Where the data below has the string "leather", return the whole line.

Stored records:
•••••
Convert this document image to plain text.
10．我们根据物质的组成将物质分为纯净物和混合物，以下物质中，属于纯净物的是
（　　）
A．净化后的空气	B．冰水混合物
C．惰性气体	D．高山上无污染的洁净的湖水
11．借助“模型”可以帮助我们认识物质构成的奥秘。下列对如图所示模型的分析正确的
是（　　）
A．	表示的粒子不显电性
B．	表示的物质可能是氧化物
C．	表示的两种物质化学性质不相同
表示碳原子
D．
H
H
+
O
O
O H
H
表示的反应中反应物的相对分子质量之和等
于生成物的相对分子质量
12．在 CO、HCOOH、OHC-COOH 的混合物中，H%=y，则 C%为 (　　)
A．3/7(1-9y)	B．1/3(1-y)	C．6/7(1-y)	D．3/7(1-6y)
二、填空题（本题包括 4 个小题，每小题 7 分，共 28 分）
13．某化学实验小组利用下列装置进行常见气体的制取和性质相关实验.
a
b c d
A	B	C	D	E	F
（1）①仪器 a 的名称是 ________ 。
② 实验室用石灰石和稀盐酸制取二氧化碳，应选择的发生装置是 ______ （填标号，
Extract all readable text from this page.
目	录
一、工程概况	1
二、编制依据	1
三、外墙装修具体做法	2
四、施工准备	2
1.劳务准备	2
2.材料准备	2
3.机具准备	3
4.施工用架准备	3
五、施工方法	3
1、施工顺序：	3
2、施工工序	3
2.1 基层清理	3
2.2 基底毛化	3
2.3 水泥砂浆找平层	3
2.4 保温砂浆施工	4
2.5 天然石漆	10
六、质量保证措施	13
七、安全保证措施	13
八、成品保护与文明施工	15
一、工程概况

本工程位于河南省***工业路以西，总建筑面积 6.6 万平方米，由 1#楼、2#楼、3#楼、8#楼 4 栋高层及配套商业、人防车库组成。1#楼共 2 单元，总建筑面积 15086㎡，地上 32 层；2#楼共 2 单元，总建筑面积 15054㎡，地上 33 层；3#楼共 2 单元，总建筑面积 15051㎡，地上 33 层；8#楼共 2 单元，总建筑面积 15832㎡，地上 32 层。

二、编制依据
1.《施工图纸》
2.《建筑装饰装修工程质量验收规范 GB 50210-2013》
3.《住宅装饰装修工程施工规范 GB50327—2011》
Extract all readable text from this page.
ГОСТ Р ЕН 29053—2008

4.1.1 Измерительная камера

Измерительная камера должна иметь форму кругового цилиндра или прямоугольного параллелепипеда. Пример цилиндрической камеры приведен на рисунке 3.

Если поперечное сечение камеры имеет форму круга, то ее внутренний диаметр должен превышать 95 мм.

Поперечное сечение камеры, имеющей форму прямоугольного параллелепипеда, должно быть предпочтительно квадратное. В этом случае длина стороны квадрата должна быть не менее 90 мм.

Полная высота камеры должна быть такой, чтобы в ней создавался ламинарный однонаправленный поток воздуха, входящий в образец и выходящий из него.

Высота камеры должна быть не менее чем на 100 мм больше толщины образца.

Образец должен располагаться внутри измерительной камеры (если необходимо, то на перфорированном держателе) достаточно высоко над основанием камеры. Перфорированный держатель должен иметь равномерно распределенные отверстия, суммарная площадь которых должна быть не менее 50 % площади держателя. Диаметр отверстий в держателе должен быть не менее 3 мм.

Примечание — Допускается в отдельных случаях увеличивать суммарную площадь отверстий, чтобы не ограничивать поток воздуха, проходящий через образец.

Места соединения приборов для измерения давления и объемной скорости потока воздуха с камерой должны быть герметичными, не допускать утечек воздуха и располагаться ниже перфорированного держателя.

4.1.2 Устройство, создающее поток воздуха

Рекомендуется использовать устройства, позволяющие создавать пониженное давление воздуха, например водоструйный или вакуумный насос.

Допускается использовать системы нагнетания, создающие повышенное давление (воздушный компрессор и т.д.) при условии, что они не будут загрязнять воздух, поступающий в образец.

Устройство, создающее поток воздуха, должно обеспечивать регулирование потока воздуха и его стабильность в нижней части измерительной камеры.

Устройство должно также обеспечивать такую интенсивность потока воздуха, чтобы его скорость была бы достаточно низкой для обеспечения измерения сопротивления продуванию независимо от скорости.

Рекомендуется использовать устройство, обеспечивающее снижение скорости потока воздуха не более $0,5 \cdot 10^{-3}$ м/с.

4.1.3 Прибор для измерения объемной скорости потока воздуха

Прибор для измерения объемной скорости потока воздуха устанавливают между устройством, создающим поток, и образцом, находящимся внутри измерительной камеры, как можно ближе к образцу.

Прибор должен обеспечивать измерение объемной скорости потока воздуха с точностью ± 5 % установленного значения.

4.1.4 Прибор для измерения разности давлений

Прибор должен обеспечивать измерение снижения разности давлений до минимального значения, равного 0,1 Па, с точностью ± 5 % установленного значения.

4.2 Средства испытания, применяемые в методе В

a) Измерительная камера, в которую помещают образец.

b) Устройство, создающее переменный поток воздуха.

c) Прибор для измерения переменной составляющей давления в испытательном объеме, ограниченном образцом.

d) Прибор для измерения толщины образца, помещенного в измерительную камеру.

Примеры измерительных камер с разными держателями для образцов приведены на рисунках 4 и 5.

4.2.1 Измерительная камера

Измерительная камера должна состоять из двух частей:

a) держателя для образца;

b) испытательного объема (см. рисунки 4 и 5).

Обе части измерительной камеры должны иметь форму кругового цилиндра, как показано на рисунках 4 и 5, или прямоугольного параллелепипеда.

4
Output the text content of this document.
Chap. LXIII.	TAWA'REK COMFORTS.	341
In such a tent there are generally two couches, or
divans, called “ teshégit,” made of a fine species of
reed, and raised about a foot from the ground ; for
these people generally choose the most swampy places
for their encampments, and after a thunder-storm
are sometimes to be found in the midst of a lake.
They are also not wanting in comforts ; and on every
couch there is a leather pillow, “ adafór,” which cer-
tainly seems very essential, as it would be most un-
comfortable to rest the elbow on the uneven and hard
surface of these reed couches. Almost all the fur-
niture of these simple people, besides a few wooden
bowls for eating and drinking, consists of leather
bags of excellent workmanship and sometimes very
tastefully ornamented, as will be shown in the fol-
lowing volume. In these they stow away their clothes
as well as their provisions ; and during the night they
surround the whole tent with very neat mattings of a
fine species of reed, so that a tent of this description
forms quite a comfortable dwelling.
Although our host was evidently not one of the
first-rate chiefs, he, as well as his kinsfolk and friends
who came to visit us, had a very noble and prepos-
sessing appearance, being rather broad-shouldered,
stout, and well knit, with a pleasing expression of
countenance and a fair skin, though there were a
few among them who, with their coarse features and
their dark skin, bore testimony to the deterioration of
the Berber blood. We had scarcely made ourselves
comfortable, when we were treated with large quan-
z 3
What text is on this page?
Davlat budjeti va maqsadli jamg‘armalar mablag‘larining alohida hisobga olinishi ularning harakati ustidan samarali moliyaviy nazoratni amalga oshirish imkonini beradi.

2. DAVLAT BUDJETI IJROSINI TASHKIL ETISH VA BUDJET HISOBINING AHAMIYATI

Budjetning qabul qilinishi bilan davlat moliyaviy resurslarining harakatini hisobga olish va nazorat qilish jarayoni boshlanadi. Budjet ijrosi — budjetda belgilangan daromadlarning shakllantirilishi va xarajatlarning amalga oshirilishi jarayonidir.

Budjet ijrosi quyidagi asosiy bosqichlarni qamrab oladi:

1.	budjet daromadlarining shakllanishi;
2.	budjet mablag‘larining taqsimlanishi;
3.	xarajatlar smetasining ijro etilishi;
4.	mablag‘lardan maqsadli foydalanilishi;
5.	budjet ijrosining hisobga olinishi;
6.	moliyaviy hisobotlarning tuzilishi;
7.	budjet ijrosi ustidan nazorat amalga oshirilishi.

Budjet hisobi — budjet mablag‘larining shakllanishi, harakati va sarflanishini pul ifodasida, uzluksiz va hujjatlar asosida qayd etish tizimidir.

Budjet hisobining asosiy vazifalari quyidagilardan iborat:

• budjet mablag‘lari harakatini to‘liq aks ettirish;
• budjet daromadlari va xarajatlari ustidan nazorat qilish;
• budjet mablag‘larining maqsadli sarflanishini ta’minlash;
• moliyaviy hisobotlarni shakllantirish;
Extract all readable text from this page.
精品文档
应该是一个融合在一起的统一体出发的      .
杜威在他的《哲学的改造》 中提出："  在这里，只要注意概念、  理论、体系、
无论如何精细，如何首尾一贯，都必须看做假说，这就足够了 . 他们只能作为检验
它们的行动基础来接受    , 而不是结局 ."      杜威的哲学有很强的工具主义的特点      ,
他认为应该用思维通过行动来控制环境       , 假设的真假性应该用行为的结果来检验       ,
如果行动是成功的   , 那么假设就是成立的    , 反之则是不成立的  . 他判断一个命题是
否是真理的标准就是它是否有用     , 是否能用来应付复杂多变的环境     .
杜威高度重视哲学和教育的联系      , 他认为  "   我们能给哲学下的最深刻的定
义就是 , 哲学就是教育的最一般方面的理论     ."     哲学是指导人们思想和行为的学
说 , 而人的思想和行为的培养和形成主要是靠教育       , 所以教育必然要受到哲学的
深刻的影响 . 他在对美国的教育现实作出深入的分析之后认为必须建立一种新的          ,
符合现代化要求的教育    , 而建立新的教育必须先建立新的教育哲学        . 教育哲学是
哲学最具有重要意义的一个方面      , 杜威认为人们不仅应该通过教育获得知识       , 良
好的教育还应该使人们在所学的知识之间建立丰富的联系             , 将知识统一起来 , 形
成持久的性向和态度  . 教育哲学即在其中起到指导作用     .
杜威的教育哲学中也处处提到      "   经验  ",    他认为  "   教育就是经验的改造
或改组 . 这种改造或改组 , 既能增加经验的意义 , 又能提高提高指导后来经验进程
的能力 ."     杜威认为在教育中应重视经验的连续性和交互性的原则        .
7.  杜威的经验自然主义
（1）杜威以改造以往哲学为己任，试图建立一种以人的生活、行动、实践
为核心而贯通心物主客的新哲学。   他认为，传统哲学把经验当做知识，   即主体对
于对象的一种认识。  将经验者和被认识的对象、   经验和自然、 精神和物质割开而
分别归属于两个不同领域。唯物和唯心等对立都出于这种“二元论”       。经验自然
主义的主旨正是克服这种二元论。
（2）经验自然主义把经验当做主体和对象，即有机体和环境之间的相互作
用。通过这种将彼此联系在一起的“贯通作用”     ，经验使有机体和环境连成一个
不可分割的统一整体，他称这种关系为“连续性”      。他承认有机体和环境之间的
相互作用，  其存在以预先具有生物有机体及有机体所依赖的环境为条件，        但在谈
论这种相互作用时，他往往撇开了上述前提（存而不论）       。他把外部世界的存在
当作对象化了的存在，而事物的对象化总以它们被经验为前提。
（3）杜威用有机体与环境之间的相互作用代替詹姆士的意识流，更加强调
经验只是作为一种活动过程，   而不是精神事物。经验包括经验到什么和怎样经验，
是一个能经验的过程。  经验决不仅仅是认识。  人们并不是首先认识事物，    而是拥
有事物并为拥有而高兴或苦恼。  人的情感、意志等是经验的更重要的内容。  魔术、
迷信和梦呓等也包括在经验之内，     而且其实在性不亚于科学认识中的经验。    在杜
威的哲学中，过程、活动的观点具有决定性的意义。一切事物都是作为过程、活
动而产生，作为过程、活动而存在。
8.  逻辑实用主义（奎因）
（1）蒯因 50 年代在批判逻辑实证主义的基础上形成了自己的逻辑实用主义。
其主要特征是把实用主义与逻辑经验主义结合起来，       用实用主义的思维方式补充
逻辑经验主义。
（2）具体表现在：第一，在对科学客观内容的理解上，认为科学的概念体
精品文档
•••••
*Problem solution*.
couch there is a leather pillow, “ adafór,” which cer-
bowls for eating and drinking, consists of leather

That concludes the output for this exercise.